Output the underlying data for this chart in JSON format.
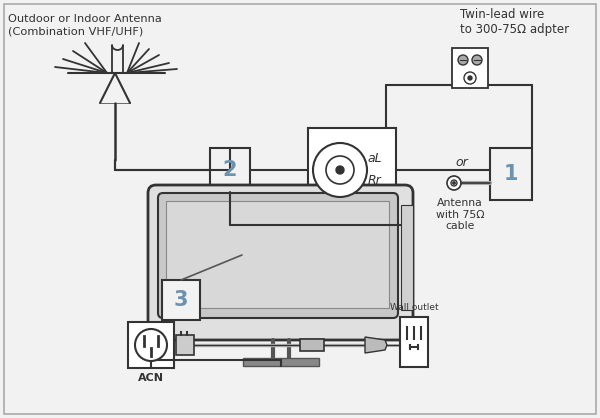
{
  "bg_color": "#f2f2f2",
  "border_color": "#999999",
  "line_color": "#333333",
  "light_gray": "#aaaaaa",
  "box_color": "#6b93b0",
  "antenna_label_line1": "Outdoor or Indoor Antenna",
  "antenna_label_line2": "(Combination VHF/UHF)",
  "twin_lead_label": "Twin-lead wire\nto 300-75Ω adpter",
  "or_text": "or",
  "label1": "1",
  "label2": "2",
  "label3": "3",
  "acn_label": "ACN",
  "wall_outlet_label": "Wall outlet",
  "antenna_75_label": "Antenna\nwith 75Ω\ncable"
}
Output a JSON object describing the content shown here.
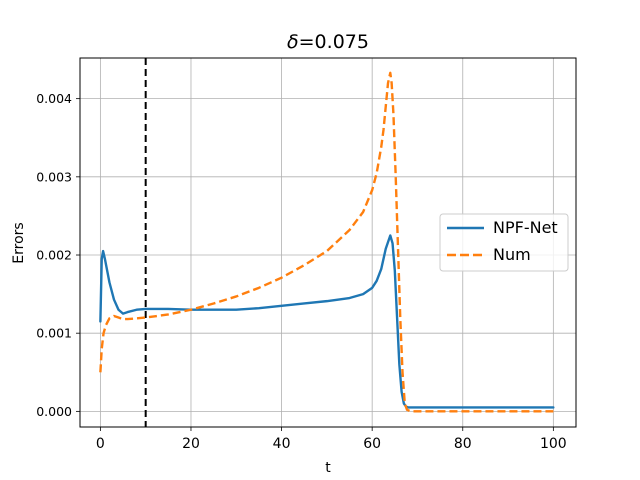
{
  "chart_data": {
    "type": "line",
    "title_prefix": "δ",
    "title_value": "=0.075",
    "xlabel": "t",
    "ylabel": "Errors",
    "xlim": [
      -4.5,
      105
    ],
    "ylim": [
      -0.0002,
      0.00452
    ],
    "xticks": [
      0,
      20,
      40,
      60,
      80,
      100
    ],
    "xtick_labels": [
      "0",
      "20",
      "40",
      "60",
      "80",
      "100"
    ],
    "yticks": [
      0.0,
      0.001,
      0.002,
      0.003,
      0.004
    ],
    "ytick_labels": [
      "0.000",
      "0.001",
      "0.002",
      "0.003",
      "0.004"
    ],
    "grid": true,
    "legend_position": "center-right",
    "vline": {
      "x": 10,
      "style": "dashed",
      "color": "#000000"
    },
    "series": [
      {
        "name": "NPF-Net",
        "color": "#1f77b4",
        "style": "solid",
        "x": [
          0,
          0.3,
          0.6,
          1,
          2,
          3,
          4,
          5,
          6,
          8,
          10,
          15,
          20,
          25,
          30,
          35,
          40,
          45,
          50,
          55,
          58,
          60,
          61,
          62,
          63,
          64,
          64.5,
          65,
          65.5,
          66,
          66.5,
          67,
          67.5,
          68,
          70,
          80,
          90,
          100
        ],
        "y": [
          0.00115,
          0.00195,
          0.00205,
          0.00195,
          0.00165,
          0.00143,
          0.0013,
          0.00125,
          0.00127,
          0.0013,
          0.00131,
          0.00131,
          0.0013,
          0.0013,
          0.0013,
          0.00132,
          0.00135,
          0.00138,
          0.00141,
          0.00145,
          0.0015,
          0.00158,
          0.00167,
          0.00182,
          0.00208,
          0.00225,
          0.00215,
          0.0018,
          0.0012,
          0.0006,
          0.00025,
          0.0001,
          6e-05,
          5e-05,
          5e-05,
          5e-05,
          5e-05,
          5e-05
        ]
      },
      {
        "name": "Num",
        "color": "#ff7f0e",
        "style": "dashed",
        "x": [
          0,
          0.3,
          0.7,
          1.2,
          2,
          3,
          4,
          5,
          6,
          8,
          10,
          15,
          20,
          25,
          30,
          35,
          40,
          45,
          50,
          55,
          58,
          60,
          61,
          62,
          62.5,
          63,
          63.5,
          64,
          64.3,
          64.7,
          65.2,
          65.7,
          66.2,
          66.7,
          67.2,
          67.7,
          68.5,
          70,
          80,
          90,
          100
        ],
        "y": [
          0.0005,
          0.0008,
          0.001,
          0.0011,
          0.00119,
          0.00122,
          0.0012,
          0.00118,
          0.00118,
          0.00119,
          0.0012,
          0.00124,
          0.0013,
          0.00138,
          0.00147,
          0.00158,
          0.00171,
          0.00187,
          0.00205,
          0.00232,
          0.00255,
          0.00283,
          0.00305,
          0.00338,
          0.0036,
          0.0039,
          0.0042,
          0.00433,
          0.0042,
          0.0038,
          0.003,
          0.0021,
          0.0012,
          0.0005,
          0.0001,
          2e-05,
          0.0,
          0.0,
          0.0,
          0.0,
          0.0
        ]
      }
    ]
  }
}
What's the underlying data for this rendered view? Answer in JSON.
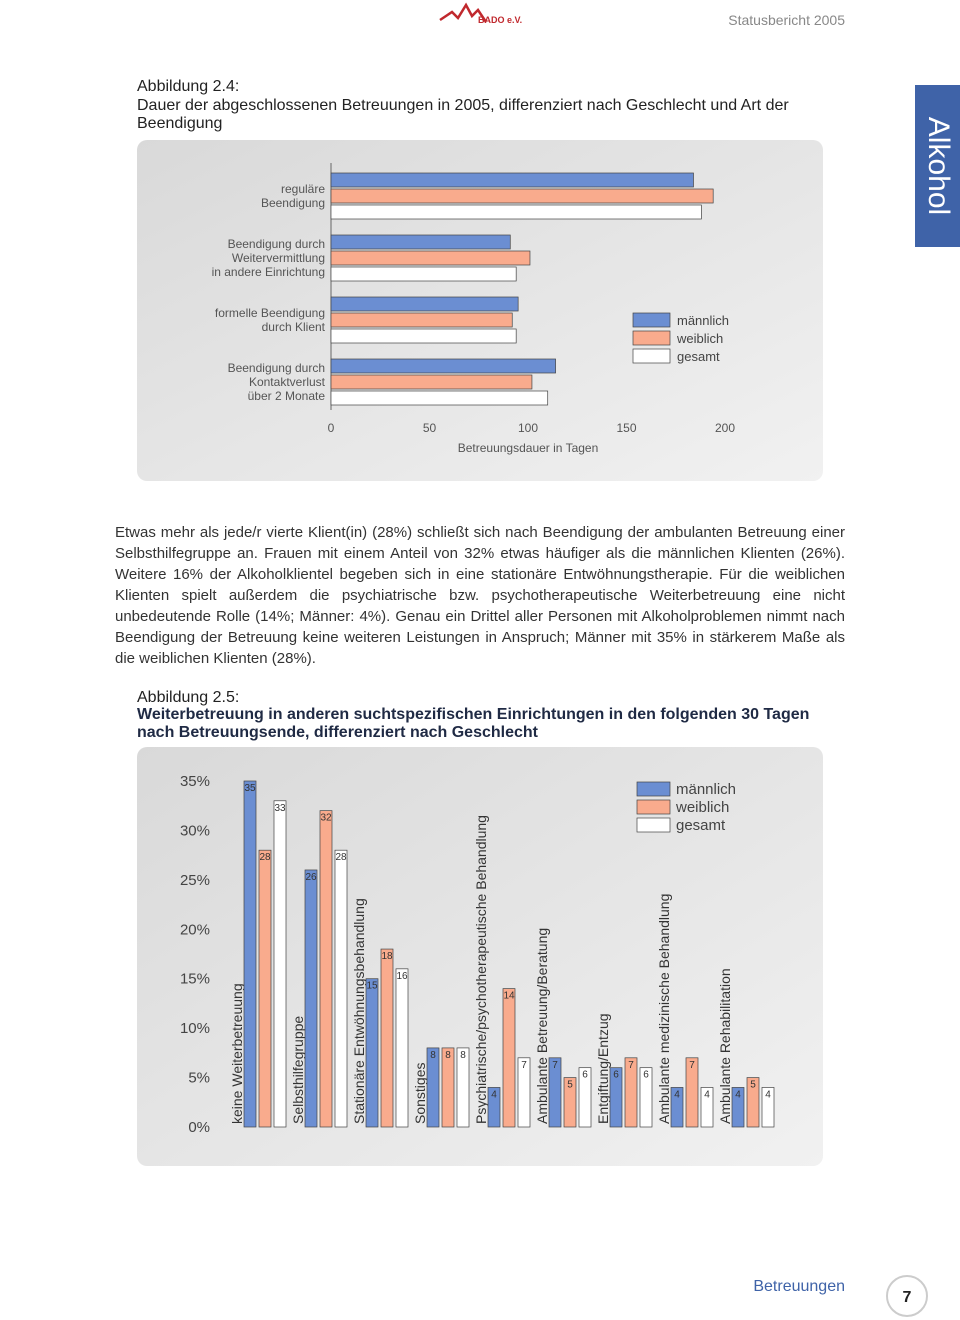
{
  "header": {
    "logo": "BADO e.V.",
    "title": "Statusbericht 2005"
  },
  "side_tab": "Alkohol",
  "paragraph": "Etwas mehr als jede/r vierte Klient(in) (28%) schließt sich nach Beendigung der ambulanten Betreuung einer Selbsthilfegruppe an. Frauen mit einem Anteil von 32% etwas häufiger als die männlichen Klienten (26%). Weitere 16% der Alkoholklientel begeben sich in eine stationäre Entwöhnungstherapie. Für die weiblichen Klienten spielt außerdem die psychiatrische bzw. psychotherapeutische Weiterbetreuung eine nicht unbedeutende Rolle (14%; Männer: 4%). Genau ein Drittel aller Personen mit Alkoholproblemen nimmt nach Beendigung der Betreuung keine weiteren Leistungen in Anspruch; Männer mit 35% in stärkerem Maße als die weiblichen Klienten (28%).",
  "footer": {
    "section": "Betreuungen",
    "page": 7
  },
  "chart_data": [
    {
      "type": "hbar",
      "label": "Abbildung 2.4:",
      "title": "Dauer der abgeschlossenen Betreuungen in 2005, differenziert nach Geschlecht und Art der Beendigung",
      "categories": [
        "reguläre\nBeendigung",
        "Beendigung durch\nWeitervermittlung\nin andere Einrichtung",
        "formelle Beendigung\ndurch Klient",
        "Beendigung durch\nKontaktverlust\nüber 2 Monate"
      ],
      "series": [
        {
          "name": "männlich",
          "color": "#6b8ed2",
          "values": [
            184,
            91,
            95,
            114
          ]
        },
        {
          "name": "weiblich",
          "color": "#f9ab8d",
          "values": [
            194,
            101,
            92,
            102
          ]
        },
        {
          "name": "gesamt",
          "color": "#ffffff",
          "values": [
            188,
            94,
            94,
            110
          ]
        }
      ],
      "xlim": [
        0,
        200
      ],
      "xticks": [
        0,
        50,
        100,
        150,
        200
      ],
      "xlabel": "Betreuungsdauer in Tagen",
      "legend": "right"
    },
    {
      "type": "bar",
      "label": "Abbildung 2.5:",
      "title": "Weiterbetreuung in anderen suchtspezifischen Einrichtungen in den folgenden 30 Tagen nach Betreuungsende, differenziert nach Geschlecht",
      "categories": [
        "keine Weiterbetreuung",
        "Selbsthilfegruppe",
        "Stationäre Entwöhnungsbehandlung",
        "Sonstiges",
        "Psychiatrische/psychotherapeutische Behandlung",
        "Ambulante Betreuung/Beratung",
        "Entgiftung/Entzug",
        "Ambulante medizinische Behandlung",
        "Ambulante Rehabilitation"
      ],
      "series": [
        {
          "name": "männlich",
          "color": "#6b8ed2",
          "values": [
            35,
            26,
            15,
            8,
            4,
            7,
            6,
            4,
            4
          ]
        },
        {
          "name": "weiblich",
          "color": "#f9ab8d",
          "values": [
            28,
            32,
            18,
            8,
            14,
            5,
            7,
            7,
            5
          ]
        },
        {
          "name": "gesamt",
          "color": "#ffffff",
          "values": [
            33,
            28,
            16,
            8,
            7,
            6,
            6,
            4,
            4
          ]
        }
      ],
      "ylim": [
        0,
        35
      ],
      "yticks": [
        {
          "value": 0,
          "label": "0%"
        },
        {
          "value": 5,
          "label": "5%"
        },
        {
          "value": 10,
          "label": "10%"
        },
        {
          "value": 15,
          "label": "15%"
        },
        {
          "value": 20,
          "label": "20%"
        },
        {
          "value": 25,
          "label": "25%"
        },
        {
          "value": 30,
          "label": "30%"
        },
        {
          "value": 35,
          "label": "35%"
        }
      ],
      "data_labels": true,
      "legend": "top-right"
    }
  ]
}
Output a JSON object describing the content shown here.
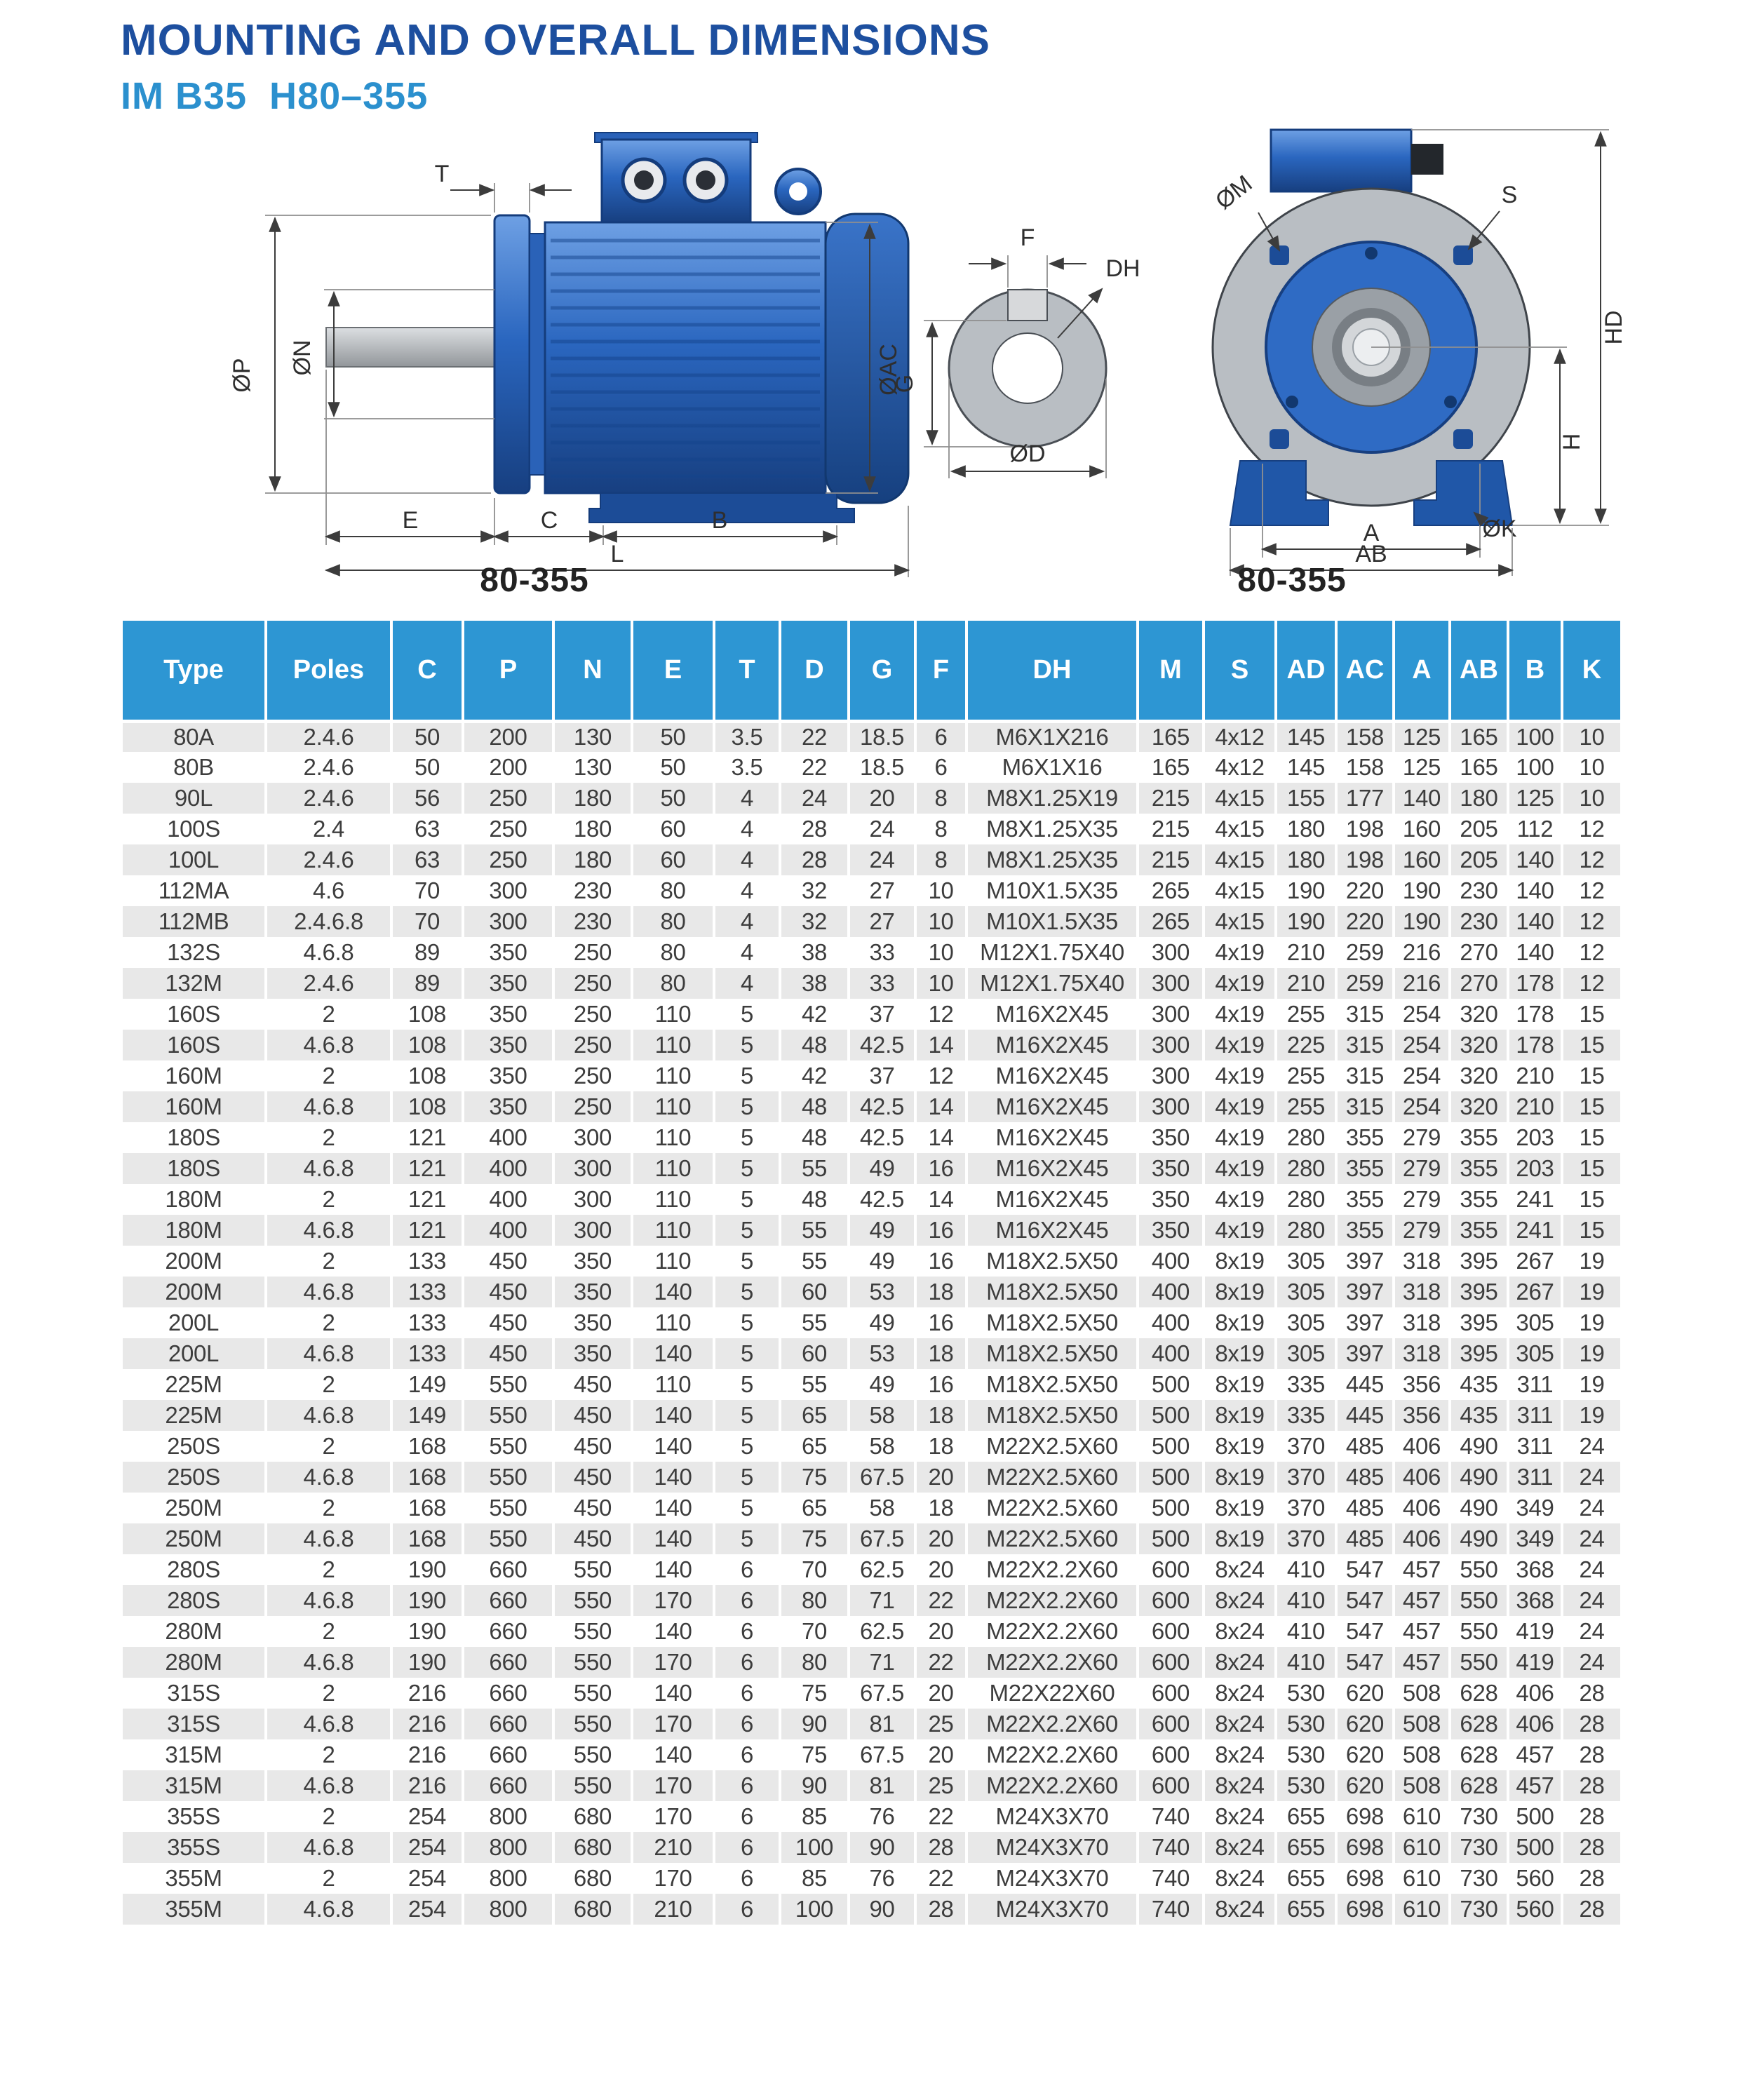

+---+

Exercise directions
For each line of the entries that includes "JSON", show that line.

Answer to the task
Output the underlying data for this chart in JSON format.
Output a JSON object describing the content shown here.
What's the underlying data for this rendered view? Answer in JSON.
Output a JSON object describing the content shown here.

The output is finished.